Data for this exercise:
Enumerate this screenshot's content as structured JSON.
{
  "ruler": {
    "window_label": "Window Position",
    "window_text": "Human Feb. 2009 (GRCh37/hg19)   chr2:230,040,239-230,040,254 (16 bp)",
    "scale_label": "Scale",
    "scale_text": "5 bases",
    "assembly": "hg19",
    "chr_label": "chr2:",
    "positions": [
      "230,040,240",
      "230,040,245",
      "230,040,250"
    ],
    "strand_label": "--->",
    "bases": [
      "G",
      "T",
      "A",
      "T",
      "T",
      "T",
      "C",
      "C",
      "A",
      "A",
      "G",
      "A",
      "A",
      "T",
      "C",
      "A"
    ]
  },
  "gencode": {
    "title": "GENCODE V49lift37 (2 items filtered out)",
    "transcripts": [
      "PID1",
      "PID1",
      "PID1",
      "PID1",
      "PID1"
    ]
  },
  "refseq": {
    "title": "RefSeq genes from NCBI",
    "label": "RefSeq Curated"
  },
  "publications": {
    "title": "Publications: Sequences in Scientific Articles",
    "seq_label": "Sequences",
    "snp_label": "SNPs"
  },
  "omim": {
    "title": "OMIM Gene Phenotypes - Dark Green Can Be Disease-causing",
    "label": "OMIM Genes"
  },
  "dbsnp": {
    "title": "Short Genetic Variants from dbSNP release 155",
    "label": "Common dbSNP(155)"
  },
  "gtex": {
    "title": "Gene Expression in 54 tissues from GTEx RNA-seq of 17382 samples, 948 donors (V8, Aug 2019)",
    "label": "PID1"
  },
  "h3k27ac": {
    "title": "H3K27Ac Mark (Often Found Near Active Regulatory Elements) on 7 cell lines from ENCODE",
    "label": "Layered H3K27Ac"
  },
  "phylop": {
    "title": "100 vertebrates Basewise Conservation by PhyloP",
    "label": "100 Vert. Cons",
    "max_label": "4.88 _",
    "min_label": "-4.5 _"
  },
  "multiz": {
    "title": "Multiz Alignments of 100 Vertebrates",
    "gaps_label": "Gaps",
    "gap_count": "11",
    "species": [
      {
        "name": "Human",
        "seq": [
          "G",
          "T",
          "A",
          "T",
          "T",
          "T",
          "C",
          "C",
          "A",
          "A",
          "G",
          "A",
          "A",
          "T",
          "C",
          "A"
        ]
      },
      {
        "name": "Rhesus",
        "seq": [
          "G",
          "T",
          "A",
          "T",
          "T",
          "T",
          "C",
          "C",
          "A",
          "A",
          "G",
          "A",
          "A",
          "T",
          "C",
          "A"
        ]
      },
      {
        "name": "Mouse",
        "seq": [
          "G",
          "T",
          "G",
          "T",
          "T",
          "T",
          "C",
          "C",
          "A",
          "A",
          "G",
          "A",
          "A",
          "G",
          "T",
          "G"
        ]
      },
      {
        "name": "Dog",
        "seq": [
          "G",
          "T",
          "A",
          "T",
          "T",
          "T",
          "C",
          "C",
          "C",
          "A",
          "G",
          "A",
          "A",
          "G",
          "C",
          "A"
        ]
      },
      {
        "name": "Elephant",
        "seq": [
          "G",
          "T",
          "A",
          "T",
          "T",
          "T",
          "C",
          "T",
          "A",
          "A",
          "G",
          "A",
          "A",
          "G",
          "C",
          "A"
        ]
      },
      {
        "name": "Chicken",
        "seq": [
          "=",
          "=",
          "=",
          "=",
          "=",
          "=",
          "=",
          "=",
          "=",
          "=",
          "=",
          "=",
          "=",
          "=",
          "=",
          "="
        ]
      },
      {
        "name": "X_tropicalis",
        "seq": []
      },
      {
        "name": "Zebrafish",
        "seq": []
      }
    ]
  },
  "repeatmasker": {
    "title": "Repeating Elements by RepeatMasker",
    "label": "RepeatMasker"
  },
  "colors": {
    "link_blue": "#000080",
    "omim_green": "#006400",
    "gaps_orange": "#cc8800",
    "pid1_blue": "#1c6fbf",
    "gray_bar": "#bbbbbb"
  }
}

What you should do: Copy out all of the listing, exactly as it reads.

Solution:
Enumerate this screenshot's content as structured JSON.
{
  "ruler": {
    "window_label": "Window Position",
    "window_text": "Human Feb. 2009 (GRCh37/hg19)   chr2:230,040,239-230,040,254 (16 bp)",
    "scale_label": "Scale",
    "scale_text": "5 bases",
    "assembly": "hg19",
    "chr_label": "chr2:",
    "positions": [
      "230,040,240",
      "230,040,245",
      "230,040,250"
    ],
    "strand_label": "--->",
    "bases": [
      "G",
      "T",
      "A",
      "T",
      "T",
      "T",
      "C",
      "C",
      "A",
      "A",
      "G",
      "A",
      "A",
      "T",
      "C",
      "A"
    ]
  },
  "gencode": {
    "title": "GENCODE V49lift37 (2 items filtered out)",
    "transcripts": [
      "PID1",
      "PID1",
      "PID1",
      "PID1",
      "PID1"
    ]
  },
  "refseq": {
    "title": "RefSeq genes from NCBI",
    "label": "RefSeq Curated"
  },
  "publications": {
    "title": "Publications: Sequences in Scientific Articles",
    "seq_label": "Sequences",
    "snp_label": "SNPs"
  },
  "omim": {
    "title": "OMIM Gene Phenotypes - Dark Green Can Be Disease-causing",
    "label": "OMIM Genes"
  },
  "dbsnp": {
    "title": "Short Genetic Variants from dbSNP release 155",
    "label": "Common dbSNP(155)"
  },
  "gtex": {
    "title": "Gene Expression in 54 tissues from GTEx RNA-seq of 17382 samples, 948 donors (V8, Aug 2019)",
    "label": "PID1"
  },
  "h3k27ac": {
    "title": "H3K27Ac Mark (Often Found Near Active Regulatory Elements) on 7 cell lines from ENCODE",
    "label": "Layered H3K27Ac"
  },
  "phylop": {
    "title": "100 vertebrates Basewise Conservation by PhyloP",
    "label": "100 Vert. Cons",
    "max_label": "4.88 _",
    "min_label": "-4.5 _"
  },
  "multiz": {
    "title": "Multiz Alignments of 100 Vertebrates",
    "gaps_label": "Gaps",
    "gap_count": "11",
    "species": [
      {
        "name": "Human",
        "seq": [
          "G",
          "T",
          "A",
          "T",
          "T",
          "T",
          "C",
          "C",
          "A",
          "A",
          "G",
          "A",
          "A",
          "T",
          "C",
          "A"
        ]
      },
      {
        "name": "Rhesus",
        "seq": [
          "G",
          "T",
          "A",
          "T",
          "T",
          "T",
          "C",
          "C",
          "A",
          "A",
          "G",
          "A",
          "A",
          "T",
          "C",
          "A"
        ]
      },
      {
        "name": "Mouse",
        "seq": [
          "G",
          "T",
          "G",
          "T",
          "T",
          "T",
          "C",
          "C",
          "A",
          "A",
          "G",
          "A",
          "A",
          "G",
          "T",
          "G"
        ]
      },
      {
        "name": "Dog",
        "seq": [
          "G",
          "T",
          "A",
          "T",
          "T",
          "T",
          "C",
          "C",
          "C",
          "A",
          "G",
          "A",
          "A",
          "G",
          "C",
          "A"
        ]
      },
      {
        "name": "Elephant",
        "seq": [
          "G",
          "T",
          "A",
          "T",
          "T",
          "T",
          "C",
          "T",
          "A",
          "A",
          "G",
          "A",
          "A",
          "G",
          "C",
          "A"
        ]
      },
      {
        "name": "Chicken",
        "seq": [
          "=",
          "=",
          "=",
          "=",
          "=",
          "=",
          "=",
          "=",
          "=",
          "=",
          "=",
          "=",
          "=",
          "=",
          "=",
          "="
        ]
      },
      {
        "name": "X_tropicalis",
        "seq": []
      },
      {
        "name": "Zebrafish",
        "seq": []
      }
    ]
  },
  "repeatmasker": {
    "title": "Repeating Elements by RepeatMasker",
    "label": "RepeatMasker"
  },
  "colors": {
    "link_blue": "#000080",
    "omim_green": "#006400",
    "gaps_orange": "#cc8800",
    "pid1_blue": "#1c6fbf",
    "gray_bar": "#bbbbbb"
  }
}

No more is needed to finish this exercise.